** BEGIN Information given **

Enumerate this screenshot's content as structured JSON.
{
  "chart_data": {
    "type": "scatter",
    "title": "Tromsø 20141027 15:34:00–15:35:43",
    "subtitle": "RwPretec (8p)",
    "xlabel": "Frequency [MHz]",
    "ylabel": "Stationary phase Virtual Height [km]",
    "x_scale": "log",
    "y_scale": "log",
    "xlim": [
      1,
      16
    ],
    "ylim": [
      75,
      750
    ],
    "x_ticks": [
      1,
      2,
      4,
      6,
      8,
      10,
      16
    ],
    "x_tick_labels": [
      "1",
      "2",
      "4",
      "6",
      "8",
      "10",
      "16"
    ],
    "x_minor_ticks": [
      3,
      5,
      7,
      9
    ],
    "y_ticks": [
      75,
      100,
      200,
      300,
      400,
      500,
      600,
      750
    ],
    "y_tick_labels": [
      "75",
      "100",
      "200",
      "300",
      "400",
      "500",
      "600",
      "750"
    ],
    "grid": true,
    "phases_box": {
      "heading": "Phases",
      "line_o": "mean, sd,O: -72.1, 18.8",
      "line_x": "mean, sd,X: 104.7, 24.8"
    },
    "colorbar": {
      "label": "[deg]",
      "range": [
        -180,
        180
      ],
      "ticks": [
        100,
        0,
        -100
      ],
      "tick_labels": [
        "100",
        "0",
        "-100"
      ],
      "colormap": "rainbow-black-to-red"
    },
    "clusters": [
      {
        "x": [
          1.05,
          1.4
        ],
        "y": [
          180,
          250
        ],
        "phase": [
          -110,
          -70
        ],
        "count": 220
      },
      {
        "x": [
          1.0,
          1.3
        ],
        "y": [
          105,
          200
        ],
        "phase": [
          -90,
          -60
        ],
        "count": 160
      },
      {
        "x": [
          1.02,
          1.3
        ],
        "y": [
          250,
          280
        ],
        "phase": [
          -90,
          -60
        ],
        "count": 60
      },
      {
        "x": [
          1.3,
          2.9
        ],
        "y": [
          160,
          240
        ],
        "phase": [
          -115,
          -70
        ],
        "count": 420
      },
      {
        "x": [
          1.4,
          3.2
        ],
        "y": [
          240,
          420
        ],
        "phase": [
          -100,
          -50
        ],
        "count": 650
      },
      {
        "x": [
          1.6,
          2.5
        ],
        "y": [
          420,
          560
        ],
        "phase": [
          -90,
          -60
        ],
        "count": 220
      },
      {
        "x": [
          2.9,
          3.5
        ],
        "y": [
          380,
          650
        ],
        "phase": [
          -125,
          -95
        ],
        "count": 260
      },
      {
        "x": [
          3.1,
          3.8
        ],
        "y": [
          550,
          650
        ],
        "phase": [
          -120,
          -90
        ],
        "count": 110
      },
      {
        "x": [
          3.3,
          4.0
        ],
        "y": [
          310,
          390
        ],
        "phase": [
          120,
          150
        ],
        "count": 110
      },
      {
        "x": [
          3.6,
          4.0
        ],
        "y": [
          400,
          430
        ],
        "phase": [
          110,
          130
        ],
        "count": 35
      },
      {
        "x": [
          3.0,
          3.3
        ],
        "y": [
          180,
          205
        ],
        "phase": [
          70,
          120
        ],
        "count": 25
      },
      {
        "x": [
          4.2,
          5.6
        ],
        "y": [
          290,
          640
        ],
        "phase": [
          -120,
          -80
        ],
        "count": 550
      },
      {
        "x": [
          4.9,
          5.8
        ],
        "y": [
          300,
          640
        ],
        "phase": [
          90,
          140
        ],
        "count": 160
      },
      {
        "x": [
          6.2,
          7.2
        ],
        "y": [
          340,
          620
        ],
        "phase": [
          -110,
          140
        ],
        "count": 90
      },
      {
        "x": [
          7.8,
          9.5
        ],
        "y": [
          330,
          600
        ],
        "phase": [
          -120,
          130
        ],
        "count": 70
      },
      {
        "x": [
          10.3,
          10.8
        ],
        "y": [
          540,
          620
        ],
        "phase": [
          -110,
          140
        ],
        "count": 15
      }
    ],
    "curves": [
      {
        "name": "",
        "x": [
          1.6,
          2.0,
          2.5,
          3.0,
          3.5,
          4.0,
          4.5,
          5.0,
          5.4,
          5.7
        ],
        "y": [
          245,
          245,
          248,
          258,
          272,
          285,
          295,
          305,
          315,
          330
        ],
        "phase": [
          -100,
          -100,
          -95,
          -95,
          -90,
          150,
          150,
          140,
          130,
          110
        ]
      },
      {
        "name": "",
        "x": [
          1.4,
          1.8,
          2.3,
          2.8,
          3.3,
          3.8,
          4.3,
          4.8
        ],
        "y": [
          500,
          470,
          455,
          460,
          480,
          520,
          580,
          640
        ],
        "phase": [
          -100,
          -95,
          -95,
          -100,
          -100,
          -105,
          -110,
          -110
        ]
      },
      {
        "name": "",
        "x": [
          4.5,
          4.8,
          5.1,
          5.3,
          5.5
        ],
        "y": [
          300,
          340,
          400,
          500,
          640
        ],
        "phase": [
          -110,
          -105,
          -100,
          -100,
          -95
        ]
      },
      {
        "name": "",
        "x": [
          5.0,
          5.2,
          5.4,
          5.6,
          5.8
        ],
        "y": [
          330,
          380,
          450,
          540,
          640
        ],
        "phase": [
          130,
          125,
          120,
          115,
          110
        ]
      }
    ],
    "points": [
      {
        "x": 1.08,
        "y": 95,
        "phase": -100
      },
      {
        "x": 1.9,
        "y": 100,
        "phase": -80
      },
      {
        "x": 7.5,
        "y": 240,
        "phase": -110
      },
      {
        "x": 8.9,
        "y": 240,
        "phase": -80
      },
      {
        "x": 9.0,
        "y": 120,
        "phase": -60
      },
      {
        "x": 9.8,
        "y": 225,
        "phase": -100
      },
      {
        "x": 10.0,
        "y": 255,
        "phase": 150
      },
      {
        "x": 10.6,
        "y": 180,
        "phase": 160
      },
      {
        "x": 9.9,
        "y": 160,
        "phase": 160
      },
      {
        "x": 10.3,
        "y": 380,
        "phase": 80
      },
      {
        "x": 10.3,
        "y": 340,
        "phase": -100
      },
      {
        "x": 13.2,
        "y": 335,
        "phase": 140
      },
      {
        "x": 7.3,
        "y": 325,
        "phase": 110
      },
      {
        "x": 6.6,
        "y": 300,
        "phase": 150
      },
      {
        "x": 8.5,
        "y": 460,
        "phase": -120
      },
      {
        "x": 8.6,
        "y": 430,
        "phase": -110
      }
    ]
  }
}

** END Information given **

■ **Objective**
Extract every entry in the listing word for word.

■ **Exercise result**
Enumerate this screenshot's content as structured JSON.
{
  "chart_data": {
    "type": "scatter",
    "title": "Tromsø 20141027 15:34:00–15:35:43",
    "subtitle": "RwPretec (8p)",
    "xlabel": "Frequency [MHz]",
    "ylabel": "Stationary phase Virtual Height [km]",
    "x_scale": "log",
    "y_scale": "log",
    "xlim": [
      1,
      16
    ],
    "ylim": [
      75,
      750
    ],
    "x_ticks": [
      1,
      2,
      4,
      6,
      8,
      10,
      16
    ],
    "x_tick_labels": [
      "1",
      "2",
      "4",
      "6",
      "8",
      "10",
      "16"
    ],
    "x_minor_ticks": [
      3,
      5,
      7,
      9
    ],
    "y_ticks": [
      75,
      100,
      200,
      300,
      400,
      500,
      600,
      750
    ],
    "y_tick_labels": [
      "75",
      "100",
      "200",
      "300",
      "400",
      "500",
      "600",
      "750"
    ],
    "grid": true,
    "phases_box": {
      "heading": "Phases",
      "line_o": "mean, sd,O: -72.1, 18.8",
      "line_x": "mean, sd,X: 104.7, 24.8"
    },
    "colorbar": {
      "label": "[deg]",
      "range": [
        -180,
        180
      ],
      "ticks": [
        100,
        0,
        -100
      ],
      "tick_labels": [
        "100",
        "0",
        "-100"
      ],
      "colormap": "rainbow-black-to-red"
    },
    "clusters": [
      {
        "x": [
          1.05,
          1.4
        ],
        "y": [
          180,
          250
        ],
        "phase": [
          -110,
          -70
        ],
        "count": 220
      },
      {
        "x": [
          1.0,
          1.3
        ],
        "y": [
          105,
          200
        ],
        "phase": [
          -90,
          -60
        ],
        "count": 160
      },
      {
        "x": [
          1.02,
          1.3
        ],
        "y": [
          250,
          280
        ],
        "phase": [
          -90,
          -60
        ],
        "count": 60
      },
      {
        "x": [
          1.3,
          2.9
        ],
        "y": [
          160,
          240
        ],
        "phase": [
          -115,
          -70
        ],
        "count": 420
      },
      {
        "x": [
          1.4,
          3.2
        ],
        "y": [
          240,
          420
        ],
        "phase": [
          -100,
          -50
        ],
        "count": 650
      },
      {
        "x": [
          1.6,
          2.5
        ],
        "y": [
          420,
          560
        ],
        "phase": [
          -90,
          -60
        ],
        "count": 220
      },
      {
        "x": [
          2.9,
          3.5
        ],
        "y": [
          380,
          650
        ],
        "phase": [
          -125,
          -95
        ],
        "count": 260
      },
      {
        "x": [
          3.1,
          3.8
        ],
        "y": [
          550,
          650
        ],
        "phase": [
          -120,
          -90
        ],
        "count": 110
      },
      {
        "x": [
          3.3,
          4.0
        ],
        "y": [
          310,
          390
        ],
        "phase": [
          120,
          150
        ],
        "count": 110
      },
      {
        "x": [
          3.6,
          4.0
        ],
        "y": [
          400,
          430
        ],
        "phase": [
          110,
          130
        ],
        "count": 35
      },
      {
        "x": [
          3.0,
          3.3
        ],
        "y": [
          180,
          205
        ],
        "phase": [
          70,
          120
        ],
        "count": 25
      },
      {
        "x": [
          4.2,
          5.6
        ],
        "y": [
          290,
          640
        ],
        "phase": [
          -120,
          -80
        ],
        "count": 550
      },
      {
        "x": [
          4.9,
          5.8
        ],
        "y": [
          300,
          640
        ],
        "phase": [
          90,
          140
        ],
        "count": 160
      },
      {
        "x": [
          6.2,
          7.2
        ],
        "y": [
          340,
          620
        ],
        "phase": [
          -110,
          140
        ],
        "count": 90
      },
      {
        "x": [
          7.8,
          9.5
        ],
        "y": [
          330,
          600
        ],
        "phase": [
          -120,
          130
        ],
        "count": 70
      },
      {
        "x": [
          10.3,
          10.8
        ],
        "y": [
          540,
          620
        ],
        "phase": [
          -110,
          140
        ],
        "count": 15
      }
    ],
    "curves": [
      {
        "name": "",
        "x": [
          1.6,
          2.0,
          2.5,
          3.0,
          3.5,
          4.0,
          4.5,
          5.0,
          5.4,
          5.7
        ],
        "y": [
          245,
          245,
          248,
          258,
          272,
          285,
          295,
          305,
          315,
          330
        ],
        "phase": [
          -100,
          -100,
          -95,
          -95,
          -90,
          150,
          150,
          140,
          130,
          110
        ]
      },
      {
        "name": "",
        "x": [
          1.4,
          1.8,
          2.3,
          2.8,
          3.3,
          3.8,
          4.3,
          4.8
        ],
        "y": [
          500,
          470,
          455,
          460,
          480,
          520,
          580,
          640
        ],
        "phase": [
          -100,
          -95,
          -95,
          -100,
          -100,
          -105,
          -110,
          -110
        ]
      },
      {
        "name": "",
        "x": [
          4.5,
          4.8,
          5.1,
          5.3,
          5.5
        ],
        "y": [
          300,
          340,
          400,
          500,
          640
        ],
        "phase": [
          -110,
          -105,
          -100,
          -100,
          -95
        ]
      },
      {
        "name": "",
        "x": [
          5.0,
          5.2,
          5.4,
          5.6,
          5.8
        ],
        "y": [
          330,
          380,
          450,
          540,
          640
        ],
        "phase": [
          130,
          125,
          120,
          115,
          110
        ]
      }
    ],
    "points": [
      {
        "x": 1.08,
        "y": 95,
        "phase": -100
      },
      {
        "x": 1.9,
        "y": 100,
        "phase": -80
      },
      {
        "x": 7.5,
        "y": 240,
        "phase": -110
      },
      {
        "x": 8.9,
        "y": 240,
        "phase": -80
      },
      {
        "x": 9.0,
        "y": 120,
        "phase": -60
      },
      {
        "x": 9.8,
        "y": 225,
        "phase": -100
      },
      {
        "x": 10.0,
        "y": 255,
        "phase": 150
      },
      {
        "x": 10.6,
        "y": 180,
        "phase": 160
      },
      {
        "x": 9.9,
        "y": 160,
        "phase": 160
      },
      {
        "x": 10.3,
        "y": 380,
        "phase": 80
      },
      {
        "x": 10.3,
        "y": 340,
        "phase": -100
      },
      {
        "x": 13.2,
        "y": 335,
        "phase": 140
      },
      {
        "x": 7.3,
        "y": 325,
        "phase": 110
      },
      {
        "x": 6.6,
        "y": 300,
        "phase": 150
      },
      {
        "x": 8.5,
        "y": 460,
        "phase": -120
      },
      {
        "x": 8.6,
        "y": 430,
        "phase": -110
      }
    ]
  }
}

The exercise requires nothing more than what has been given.